Given problem »
Reproduce the items below, swapping every "histogram-bar" for "bar" and leaving everything else as it is.

Dataset entries »
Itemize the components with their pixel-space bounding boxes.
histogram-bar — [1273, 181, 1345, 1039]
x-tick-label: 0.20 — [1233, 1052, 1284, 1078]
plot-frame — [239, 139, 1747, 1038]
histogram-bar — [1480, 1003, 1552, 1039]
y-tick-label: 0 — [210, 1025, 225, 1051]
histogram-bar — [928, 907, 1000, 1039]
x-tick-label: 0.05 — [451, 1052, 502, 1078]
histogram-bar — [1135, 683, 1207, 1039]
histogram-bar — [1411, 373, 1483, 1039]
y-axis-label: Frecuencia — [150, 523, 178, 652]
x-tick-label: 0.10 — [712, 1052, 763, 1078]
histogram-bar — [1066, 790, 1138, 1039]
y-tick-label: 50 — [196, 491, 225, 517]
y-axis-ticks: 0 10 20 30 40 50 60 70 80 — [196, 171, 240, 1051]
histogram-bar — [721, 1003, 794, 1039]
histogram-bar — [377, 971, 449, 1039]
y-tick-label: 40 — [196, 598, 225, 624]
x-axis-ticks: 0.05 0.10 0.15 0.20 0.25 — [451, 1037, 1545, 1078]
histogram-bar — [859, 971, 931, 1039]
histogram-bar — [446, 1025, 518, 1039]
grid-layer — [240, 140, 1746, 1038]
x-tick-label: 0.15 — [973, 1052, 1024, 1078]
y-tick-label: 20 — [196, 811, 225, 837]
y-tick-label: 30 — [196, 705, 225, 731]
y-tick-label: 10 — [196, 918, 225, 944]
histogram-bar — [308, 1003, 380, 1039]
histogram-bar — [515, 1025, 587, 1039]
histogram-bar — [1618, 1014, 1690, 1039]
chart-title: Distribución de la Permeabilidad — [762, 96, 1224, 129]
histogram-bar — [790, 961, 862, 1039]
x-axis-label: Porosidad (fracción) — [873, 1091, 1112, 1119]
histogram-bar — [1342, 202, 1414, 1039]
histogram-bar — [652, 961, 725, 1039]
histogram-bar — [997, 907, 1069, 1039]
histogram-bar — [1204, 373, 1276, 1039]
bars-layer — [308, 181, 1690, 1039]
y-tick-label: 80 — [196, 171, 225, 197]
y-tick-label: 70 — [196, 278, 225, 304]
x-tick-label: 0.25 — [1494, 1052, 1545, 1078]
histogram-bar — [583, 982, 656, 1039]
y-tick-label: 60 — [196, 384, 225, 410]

Task output »
Itemize the components with their pixel-space bounding boxes.
bar — [1273, 181, 1345, 1039]
x-tick-label: 0.20 — [1233, 1052, 1284, 1078]
plot-frame — [239, 139, 1747, 1038]
bar — [1480, 1003, 1552, 1039]
y-tick-label: 0 — [210, 1025, 225, 1051]
bar — [928, 907, 1000, 1039]
x-tick-label: 0.05 — [451, 1052, 502, 1078]
bar — [1135, 683, 1207, 1039]
bar — [1411, 373, 1483, 1039]
y-axis-label: Frecuencia — [150, 523, 178, 652]
x-tick-label: 0.10 — [712, 1052, 763, 1078]
bar — [1066, 790, 1138, 1039]
y-tick-label: 50 — [196, 491, 225, 517]
y-axis-ticks: 0 10 20 30 40 50 60 70 80 — [196, 171, 240, 1051]
bar — [721, 1003, 794, 1039]
bar — [377, 971, 449, 1039]
y-tick-label: 40 — [196, 598, 225, 624]
x-axis-ticks: 0.05 0.10 0.15 0.20 0.25 — [451, 1037, 1545, 1078]
bar — [859, 971, 931, 1039]
bar — [446, 1025, 518, 1039]
grid-layer — [240, 140, 1746, 1038]
x-tick-label: 0.15 — [973, 1052, 1024, 1078]
y-tick-label: 20 — [196, 811, 225, 837]
y-tick-label: 30 — [196, 705, 225, 731]
y-tick-label: 10 — [196, 918, 225, 944]
bar — [308, 1003, 380, 1039]
bar — [515, 1025, 587, 1039]
bar — [1618, 1014, 1690, 1039]
chart-title: Distribución de la Permeabilidad — [762, 96, 1224, 129]
bar — [790, 961, 862, 1039]
x-axis-label: Porosidad (fracción) — [873, 1091, 1112, 1119]
bar — [1342, 202, 1414, 1039]
bar — [652, 961, 725, 1039]
bar — [997, 907, 1069, 1039]
bar — [1204, 373, 1276, 1039]
bars-layer — [308, 181, 1690, 1039]
y-tick-label: 80 — [196, 171, 225, 197]
y-tick-label: 70 — [196, 278, 225, 304]
x-tick-label: 0.25 — [1494, 1052, 1545, 1078]
bar — [583, 982, 656, 1039]
y-tick-label: 60 — [196, 384, 225, 410]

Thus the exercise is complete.